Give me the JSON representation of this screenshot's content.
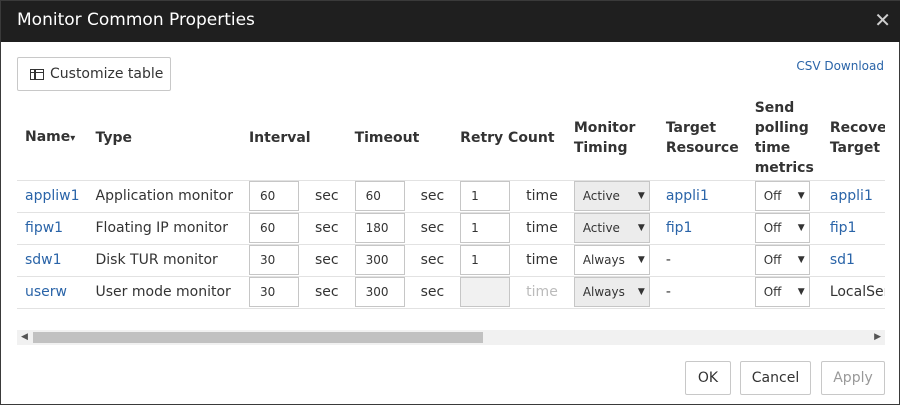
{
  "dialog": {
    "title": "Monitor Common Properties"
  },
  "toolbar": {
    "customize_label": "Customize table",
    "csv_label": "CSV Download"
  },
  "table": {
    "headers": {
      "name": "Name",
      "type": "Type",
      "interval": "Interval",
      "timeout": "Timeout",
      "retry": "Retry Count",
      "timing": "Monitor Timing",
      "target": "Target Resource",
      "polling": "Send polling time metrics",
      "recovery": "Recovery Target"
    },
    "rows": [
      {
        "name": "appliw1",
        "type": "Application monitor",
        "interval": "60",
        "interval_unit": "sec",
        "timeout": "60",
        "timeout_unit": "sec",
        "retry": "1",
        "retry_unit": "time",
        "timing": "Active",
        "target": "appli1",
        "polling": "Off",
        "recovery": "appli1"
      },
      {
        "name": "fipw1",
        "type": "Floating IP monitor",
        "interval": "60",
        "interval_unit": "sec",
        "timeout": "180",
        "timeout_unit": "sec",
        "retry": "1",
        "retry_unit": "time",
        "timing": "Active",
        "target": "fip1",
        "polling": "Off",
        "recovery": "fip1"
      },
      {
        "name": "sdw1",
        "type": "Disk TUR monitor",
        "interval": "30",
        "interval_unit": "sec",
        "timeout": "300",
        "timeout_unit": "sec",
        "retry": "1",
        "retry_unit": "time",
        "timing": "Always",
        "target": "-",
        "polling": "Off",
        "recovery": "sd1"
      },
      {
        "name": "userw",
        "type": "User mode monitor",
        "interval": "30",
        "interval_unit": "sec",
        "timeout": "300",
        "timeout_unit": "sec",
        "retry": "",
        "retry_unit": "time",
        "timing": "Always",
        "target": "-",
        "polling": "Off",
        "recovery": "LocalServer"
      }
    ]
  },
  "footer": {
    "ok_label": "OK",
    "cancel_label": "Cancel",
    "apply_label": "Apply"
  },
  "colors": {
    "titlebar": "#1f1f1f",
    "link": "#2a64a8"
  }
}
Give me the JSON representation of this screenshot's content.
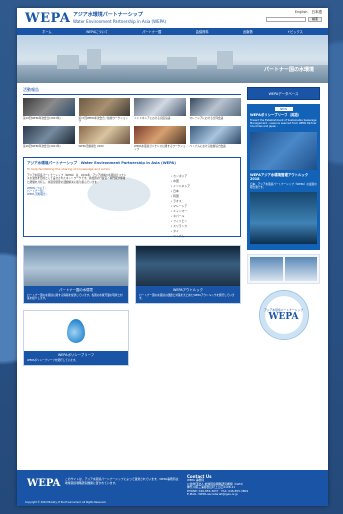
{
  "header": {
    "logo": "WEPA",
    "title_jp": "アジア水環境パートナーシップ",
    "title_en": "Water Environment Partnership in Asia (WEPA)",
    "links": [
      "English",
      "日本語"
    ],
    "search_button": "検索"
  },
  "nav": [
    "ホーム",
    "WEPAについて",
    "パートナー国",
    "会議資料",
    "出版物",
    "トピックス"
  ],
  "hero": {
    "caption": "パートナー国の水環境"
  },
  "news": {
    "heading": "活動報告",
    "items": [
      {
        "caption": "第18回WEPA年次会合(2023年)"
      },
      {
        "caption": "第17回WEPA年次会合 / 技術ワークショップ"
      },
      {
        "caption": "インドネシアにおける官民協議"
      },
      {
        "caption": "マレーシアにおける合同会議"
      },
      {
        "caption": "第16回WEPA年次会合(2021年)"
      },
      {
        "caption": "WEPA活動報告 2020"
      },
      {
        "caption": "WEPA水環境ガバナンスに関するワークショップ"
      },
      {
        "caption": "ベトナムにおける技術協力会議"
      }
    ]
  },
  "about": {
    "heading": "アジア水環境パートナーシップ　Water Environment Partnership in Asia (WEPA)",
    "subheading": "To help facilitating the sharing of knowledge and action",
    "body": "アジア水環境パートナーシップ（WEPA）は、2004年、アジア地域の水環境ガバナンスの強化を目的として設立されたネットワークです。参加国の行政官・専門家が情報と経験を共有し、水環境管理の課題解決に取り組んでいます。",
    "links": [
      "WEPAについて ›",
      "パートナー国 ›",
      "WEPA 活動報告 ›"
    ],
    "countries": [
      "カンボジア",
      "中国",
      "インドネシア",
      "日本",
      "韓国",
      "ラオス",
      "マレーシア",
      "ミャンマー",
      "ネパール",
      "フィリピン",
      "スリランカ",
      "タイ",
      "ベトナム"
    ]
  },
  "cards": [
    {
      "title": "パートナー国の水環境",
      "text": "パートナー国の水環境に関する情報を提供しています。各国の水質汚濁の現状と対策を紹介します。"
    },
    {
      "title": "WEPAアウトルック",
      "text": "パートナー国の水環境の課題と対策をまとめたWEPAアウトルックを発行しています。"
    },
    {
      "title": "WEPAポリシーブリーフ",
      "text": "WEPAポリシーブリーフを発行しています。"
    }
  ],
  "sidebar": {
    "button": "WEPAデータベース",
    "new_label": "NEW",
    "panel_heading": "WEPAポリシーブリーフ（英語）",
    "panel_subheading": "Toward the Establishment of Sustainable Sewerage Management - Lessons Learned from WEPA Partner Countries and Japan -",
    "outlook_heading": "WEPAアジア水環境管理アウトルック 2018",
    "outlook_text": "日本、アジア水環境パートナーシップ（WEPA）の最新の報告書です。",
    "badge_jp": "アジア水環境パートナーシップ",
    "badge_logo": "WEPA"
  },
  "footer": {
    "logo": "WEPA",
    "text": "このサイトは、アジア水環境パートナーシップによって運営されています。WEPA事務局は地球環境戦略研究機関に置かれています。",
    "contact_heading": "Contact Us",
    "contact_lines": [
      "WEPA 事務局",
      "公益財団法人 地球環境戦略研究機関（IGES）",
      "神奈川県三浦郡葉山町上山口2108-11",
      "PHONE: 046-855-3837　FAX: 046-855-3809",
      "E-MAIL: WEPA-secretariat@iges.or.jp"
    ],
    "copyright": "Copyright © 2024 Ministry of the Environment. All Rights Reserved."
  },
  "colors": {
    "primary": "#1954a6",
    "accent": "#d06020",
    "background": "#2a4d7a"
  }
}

■ ■ ■ ■

**WORK TO COMPLETE:** Reproduce each line holding the word "Water".

**OUTPUT:**
    "title_en": "Water Environment Partnership in Asia (WEPA)",
    "heading": "アジア水環境パートナーシップ　Water Environment Partnership in Asia (WEPA)",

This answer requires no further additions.